* begin *
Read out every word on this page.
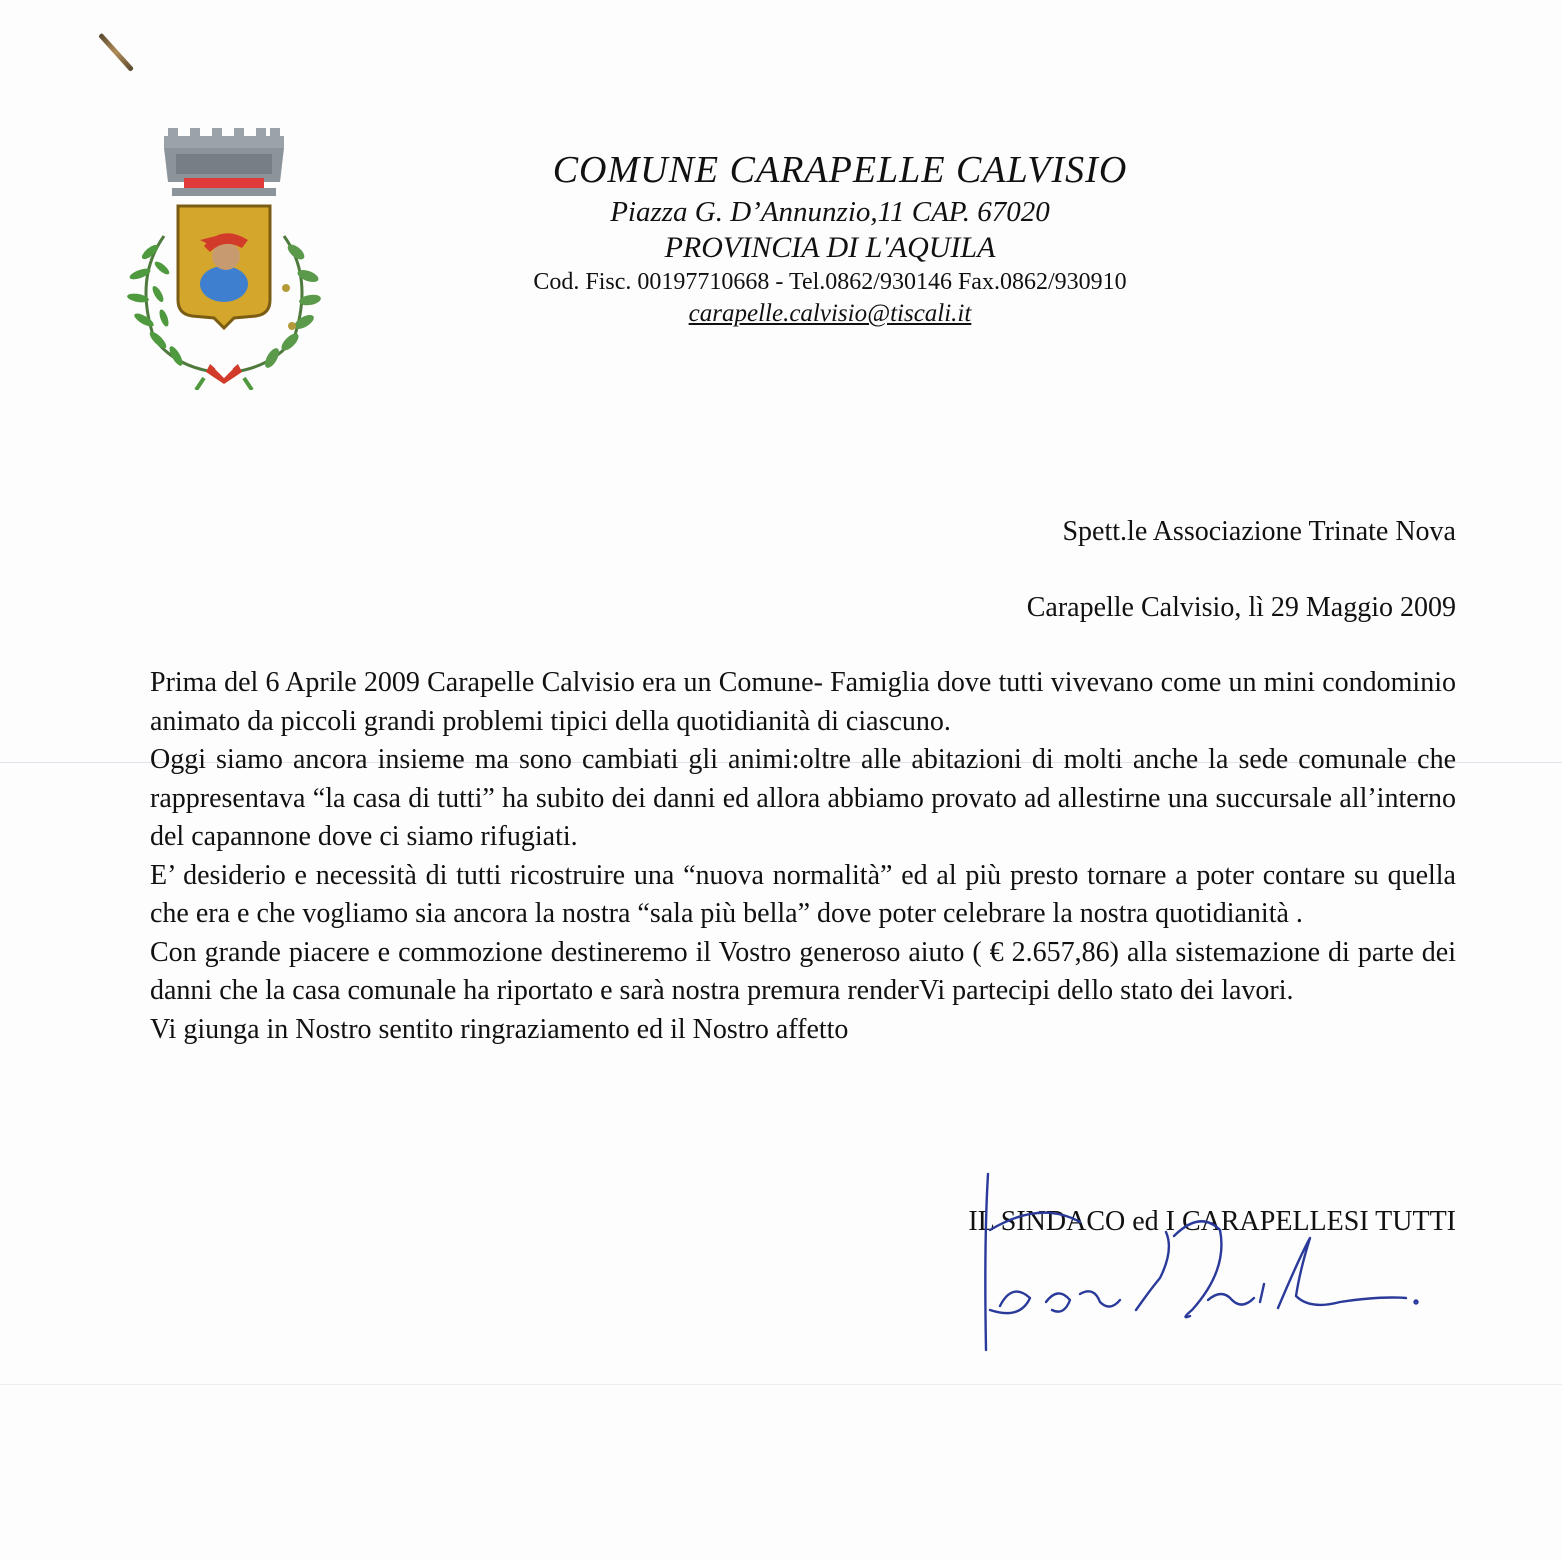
COMUNE CARAPELLE CALVISIO
Piazza G. D’Annunzio,11 CAP. 67020
PROVINCIA DI L'AQUILA
Cod. Fisc. 00197710668 - Tel.0862/930146 Fax.0862/930910
carapelle.calvisio@tiscali.it
Spett.le Associazione Trinate Nova
Carapelle Calvisio, lì 29 Maggio 2009

Prima del 6 Aprile 2009 Carapelle Calvisio era un Comune- Famiglia dove tutti vivevano come un mini condominio animato da piccoli grandi problemi tipici della quotidianità di ciascuno.

Oggi siamo ancora insieme ma sono cambiati gli animi:oltre alle abitazioni di molti anche la sede comunale che rappresentava “la casa di tutti” ha subito dei danni ed allora abbiamo provato ad allestirne una succursale all’interno del capannone dove ci siamo rifugiati.

E’ desiderio e necessità di tutti ricostruire una “nuova normalità” ed al più presto tornare a poter contare su quella che era e che vogliamo sia ancora la nostra “sala più bella” dove poter celebrare la nostra quotidianità .

Con grande piacere e commozione destineremo il Vostro generoso aiuto ( € 2.657,86) alla sistemazione di parte dei danni che la casa comunale ha riportato e sarà nostra premura renderVi partecipi dello stato dei lavori.

Vi giunga in Nostro sentito ringraziamento ed il Nostro affetto

IL SINDACO ed I CARAPELLESI TUTTI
* end *
Omit the images and transcribe all of the records above word for word.

● **RESPONSE TO THIS EXERCISE**
Read out every word on this page.
COMUNE CARAPELLE CALVISIO
Piazza G. D’Annunzio,11 CAP. 67020
PROVINCIA DI L'AQUILA
Cod. Fisc. 00197710668 - Tel.0862/930146 Fax.0862/930910
carapelle.calvisio@tiscali.it
Spett.le Associazione Trinate Nova
Carapelle Calvisio, lì 29 Maggio 2009

Prima del 6 Aprile 2009 Carapelle Calvisio era un Comune- Famiglia dove tutti vivevano come un mini condominio animato da piccoli grandi problemi tipici della quotidianità di ciascuno.

Oggi siamo ancora insieme ma sono cambiati gli animi:oltre alle abitazioni di molti anche la sede comunale che rappresentava “la casa di tutti” ha subito dei danni ed allora abbiamo provato ad allestirne una succursale all’interno del capannone dove ci siamo rifugiati.

E’ desiderio e necessità di tutti ricostruire una “nuova normalità” ed al più presto tornare a poter contare su quella che era e che vogliamo sia ancora la nostra “sala più bella” dove poter celebrare la nostra quotidianità .

Con grande piacere e commozione destineremo il Vostro generoso aiuto ( € 2.657,86) alla sistemazione di parte dei danni che la casa comunale ha riportato e sarà nostra premura renderVi partecipi dello stato dei lavori.

Vi giunga in Nostro sentito ringraziamento ed il Nostro affetto

IL SINDACO ed I CARAPELLESI TUTTI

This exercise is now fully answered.